=== The data ===

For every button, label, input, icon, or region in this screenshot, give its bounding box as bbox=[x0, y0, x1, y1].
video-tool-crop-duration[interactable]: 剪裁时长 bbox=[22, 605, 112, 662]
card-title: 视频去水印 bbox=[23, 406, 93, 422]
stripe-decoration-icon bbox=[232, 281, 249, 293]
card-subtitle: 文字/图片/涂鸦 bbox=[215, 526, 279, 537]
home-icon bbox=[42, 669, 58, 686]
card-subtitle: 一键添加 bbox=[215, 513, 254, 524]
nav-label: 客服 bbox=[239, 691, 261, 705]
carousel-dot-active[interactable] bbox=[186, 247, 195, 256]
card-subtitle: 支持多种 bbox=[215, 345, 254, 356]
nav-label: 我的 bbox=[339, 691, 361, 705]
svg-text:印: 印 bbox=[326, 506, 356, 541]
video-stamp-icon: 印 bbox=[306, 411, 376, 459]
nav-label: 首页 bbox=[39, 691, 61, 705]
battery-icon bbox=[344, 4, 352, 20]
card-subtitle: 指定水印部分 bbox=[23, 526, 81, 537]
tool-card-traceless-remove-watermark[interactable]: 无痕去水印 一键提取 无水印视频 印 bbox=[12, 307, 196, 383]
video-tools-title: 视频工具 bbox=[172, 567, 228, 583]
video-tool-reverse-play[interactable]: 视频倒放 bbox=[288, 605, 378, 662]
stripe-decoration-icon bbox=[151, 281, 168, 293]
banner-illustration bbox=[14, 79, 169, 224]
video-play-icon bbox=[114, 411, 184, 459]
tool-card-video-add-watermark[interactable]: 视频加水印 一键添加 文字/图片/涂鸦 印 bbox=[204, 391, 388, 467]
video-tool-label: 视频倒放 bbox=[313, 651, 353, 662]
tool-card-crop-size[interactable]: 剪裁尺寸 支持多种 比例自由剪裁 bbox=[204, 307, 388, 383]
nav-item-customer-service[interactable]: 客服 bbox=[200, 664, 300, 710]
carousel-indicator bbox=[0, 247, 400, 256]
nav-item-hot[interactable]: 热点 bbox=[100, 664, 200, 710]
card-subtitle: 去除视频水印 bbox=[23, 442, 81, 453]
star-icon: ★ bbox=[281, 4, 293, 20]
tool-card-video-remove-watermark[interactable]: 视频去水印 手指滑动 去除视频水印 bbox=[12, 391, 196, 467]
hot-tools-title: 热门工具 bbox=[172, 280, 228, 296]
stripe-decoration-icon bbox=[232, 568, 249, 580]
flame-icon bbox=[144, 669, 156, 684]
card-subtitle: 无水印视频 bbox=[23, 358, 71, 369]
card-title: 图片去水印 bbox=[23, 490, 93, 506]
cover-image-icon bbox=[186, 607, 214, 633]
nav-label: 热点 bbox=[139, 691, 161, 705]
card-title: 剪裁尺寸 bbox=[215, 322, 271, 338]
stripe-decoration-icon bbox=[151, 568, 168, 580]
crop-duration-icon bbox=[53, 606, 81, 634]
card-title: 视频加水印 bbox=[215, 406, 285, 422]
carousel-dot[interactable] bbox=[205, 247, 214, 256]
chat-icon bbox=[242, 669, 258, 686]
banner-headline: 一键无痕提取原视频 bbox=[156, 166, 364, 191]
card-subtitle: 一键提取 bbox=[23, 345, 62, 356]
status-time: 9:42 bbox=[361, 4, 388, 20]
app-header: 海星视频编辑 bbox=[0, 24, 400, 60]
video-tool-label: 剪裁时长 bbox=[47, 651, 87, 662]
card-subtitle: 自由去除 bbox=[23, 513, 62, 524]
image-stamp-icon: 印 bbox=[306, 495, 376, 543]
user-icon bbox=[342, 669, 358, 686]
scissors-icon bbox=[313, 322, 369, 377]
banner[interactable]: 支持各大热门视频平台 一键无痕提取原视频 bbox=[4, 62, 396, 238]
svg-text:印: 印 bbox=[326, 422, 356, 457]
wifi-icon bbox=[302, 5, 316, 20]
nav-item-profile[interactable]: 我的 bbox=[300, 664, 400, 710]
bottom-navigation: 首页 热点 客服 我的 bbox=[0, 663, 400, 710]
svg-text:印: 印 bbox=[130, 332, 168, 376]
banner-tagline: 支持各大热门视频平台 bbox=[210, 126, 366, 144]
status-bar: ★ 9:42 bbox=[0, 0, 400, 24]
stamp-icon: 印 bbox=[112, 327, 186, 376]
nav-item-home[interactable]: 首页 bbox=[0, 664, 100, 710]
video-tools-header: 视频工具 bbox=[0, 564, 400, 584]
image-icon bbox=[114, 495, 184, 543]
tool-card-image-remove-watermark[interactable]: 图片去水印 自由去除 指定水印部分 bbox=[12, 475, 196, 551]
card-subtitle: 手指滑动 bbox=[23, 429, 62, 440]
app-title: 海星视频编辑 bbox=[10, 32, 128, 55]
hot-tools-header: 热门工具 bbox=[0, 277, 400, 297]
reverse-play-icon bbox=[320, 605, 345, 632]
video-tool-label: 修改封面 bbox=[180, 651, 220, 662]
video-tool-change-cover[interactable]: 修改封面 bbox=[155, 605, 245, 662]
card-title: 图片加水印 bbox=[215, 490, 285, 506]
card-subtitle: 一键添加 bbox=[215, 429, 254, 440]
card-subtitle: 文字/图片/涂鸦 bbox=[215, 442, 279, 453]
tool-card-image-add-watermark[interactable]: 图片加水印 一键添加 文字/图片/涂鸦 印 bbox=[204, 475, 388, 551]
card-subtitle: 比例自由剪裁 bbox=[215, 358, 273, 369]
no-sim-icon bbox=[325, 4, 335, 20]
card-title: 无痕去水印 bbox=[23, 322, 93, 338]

===

▶ _Aim_
Reproduce the material above word for word, keeping every line in its original order.

▶ _Complete response_
For every button, label, input, icon, or region in this screenshot, give its bounding box as bbox=[x0, y0, x1, y1].
video-tool-crop-duration[interactable]: 剪裁时长 bbox=[22, 605, 112, 662]
card-title: 视频去水印 bbox=[23, 406, 93, 422]
stripe-decoration-icon bbox=[232, 281, 249, 293]
card-subtitle: 文字/图片/涂鸦 bbox=[215, 526, 279, 537]
home-icon bbox=[42, 669, 58, 686]
card-subtitle: 一键添加 bbox=[215, 513, 254, 524]
nav-label: 客服 bbox=[239, 691, 261, 705]
carousel-dot-active[interactable] bbox=[186, 247, 195, 256]
card-subtitle: 支持多种 bbox=[215, 345, 254, 356]
nav-label: 我的 bbox=[339, 691, 361, 705]
svg-text:印: 印 bbox=[326, 506, 356, 541]
video-stamp-icon: 印 bbox=[306, 411, 376, 459]
nav-label: 首页 bbox=[39, 691, 61, 705]
battery-icon bbox=[344, 4, 352, 20]
card-subtitle: 指定水印部分 bbox=[23, 526, 81, 537]
tool-card-traceless-remove-watermark[interactable]: 无痕去水印 一键提取 无水印视频 印 bbox=[12, 307, 196, 383]
video-tools-title: 视频工具 bbox=[172, 567, 228, 583]
video-tool-reverse-play[interactable]: 视频倒放 bbox=[288, 605, 378, 662]
stripe-decoration-icon bbox=[151, 281, 168, 293]
banner-illustration bbox=[14, 79, 169, 224]
video-play-icon bbox=[114, 411, 184, 459]
tool-card-video-add-watermark[interactable]: 视频加水印 一键添加 文字/图片/涂鸦 印 bbox=[204, 391, 388, 467]
video-tool-label: 视频倒放 bbox=[313, 651, 353, 662]
tool-card-crop-size[interactable]: 剪裁尺寸 支持多种 比例自由剪裁 bbox=[204, 307, 388, 383]
nav-item-customer-service[interactable]: 客服 bbox=[200, 664, 300, 710]
carousel-indicator bbox=[0, 247, 400, 256]
nav-item-hot[interactable]: 热点 bbox=[100, 664, 200, 710]
card-subtitle: 去除视频水印 bbox=[23, 442, 81, 453]
star-icon: ★ bbox=[281, 4, 293, 20]
tool-card-video-remove-watermark[interactable]: 视频去水印 手指滑动 去除视频水印 bbox=[12, 391, 196, 467]
hot-tools-title: 热门工具 bbox=[172, 280, 228, 296]
stripe-decoration-icon bbox=[232, 568, 249, 580]
flame-icon bbox=[144, 669, 156, 684]
card-subtitle: 无水印视频 bbox=[23, 358, 71, 369]
card-title: 图片去水印 bbox=[23, 490, 93, 506]
cover-image-icon bbox=[186, 607, 214, 633]
nav-label: 热点 bbox=[139, 691, 161, 705]
card-title: 剪裁尺寸 bbox=[215, 322, 271, 338]
stripe-decoration-icon bbox=[151, 568, 168, 580]
crop-duration-icon bbox=[53, 606, 81, 634]
card-title: 视频加水印 bbox=[215, 406, 285, 422]
carousel-dot[interactable] bbox=[205, 247, 214, 256]
chat-icon bbox=[242, 669, 258, 686]
banner-headline: 一键无痕提取原视频 bbox=[156, 166, 364, 191]
card-subtitle: 一键提取 bbox=[23, 345, 62, 356]
status-time: 9:42 bbox=[361, 4, 388, 20]
app-header: 海星视频编辑 bbox=[0, 24, 400, 60]
video-tool-label: 剪裁时长 bbox=[47, 651, 87, 662]
card-subtitle: 自由去除 bbox=[23, 513, 62, 524]
image-stamp-icon: 印 bbox=[306, 495, 376, 543]
user-icon bbox=[342, 669, 358, 686]
scissors-icon bbox=[313, 322, 369, 377]
banner[interactable]: 支持各大热门视频平台 一键无痕提取原视频 bbox=[4, 62, 396, 238]
svg-text:印: 印 bbox=[326, 422, 356, 457]
wifi-icon bbox=[302, 5, 316, 20]
nav-item-profile[interactable]: 我的 bbox=[300, 664, 400, 710]
bottom-navigation: 首页 热点 客服 我的 bbox=[0, 663, 400, 710]
svg-text:印: 印 bbox=[130, 332, 168, 376]
banner-tagline: 支持各大热门视频平台 bbox=[210, 126, 366, 144]
status-bar: ★ 9:42 bbox=[0, 0, 400, 24]
stamp-icon: 印 bbox=[112, 327, 186, 376]
nav-item-home[interactable]: 首页 bbox=[0, 664, 100, 710]
video-tools-header: 视频工具 bbox=[0, 564, 400, 584]
image-icon bbox=[114, 495, 184, 543]
tool-card-image-remove-watermark[interactable]: 图片去水印 自由去除 指定水印部分 bbox=[12, 475, 196, 551]
card-subtitle: 手指滑动 bbox=[23, 429, 62, 440]
app-title: 海星视频编辑 bbox=[10, 32, 128, 55]
hot-tools-header: 热门工具 bbox=[0, 277, 400, 297]
reverse-play-icon bbox=[320, 605, 345, 632]
video-tool-label: 修改封面 bbox=[180, 651, 220, 662]
video-tool-change-cover[interactable]: 修改封面 bbox=[155, 605, 245, 662]
card-title: 图片加水印 bbox=[215, 490, 285, 506]
card-subtitle: 一键添加 bbox=[215, 429, 254, 440]
card-subtitle: 文字/图片/涂鸦 bbox=[215, 442, 279, 453]
tool-card-image-add-watermark[interactable]: 图片加水印 一键添加 文字/图片/涂鸦 印 bbox=[204, 475, 388, 551]
card-subtitle: 比例自由剪裁 bbox=[215, 358, 273, 369]
no-sim-icon bbox=[325, 4, 335, 20]
card-title: 无痕去水印 bbox=[23, 322, 93, 338]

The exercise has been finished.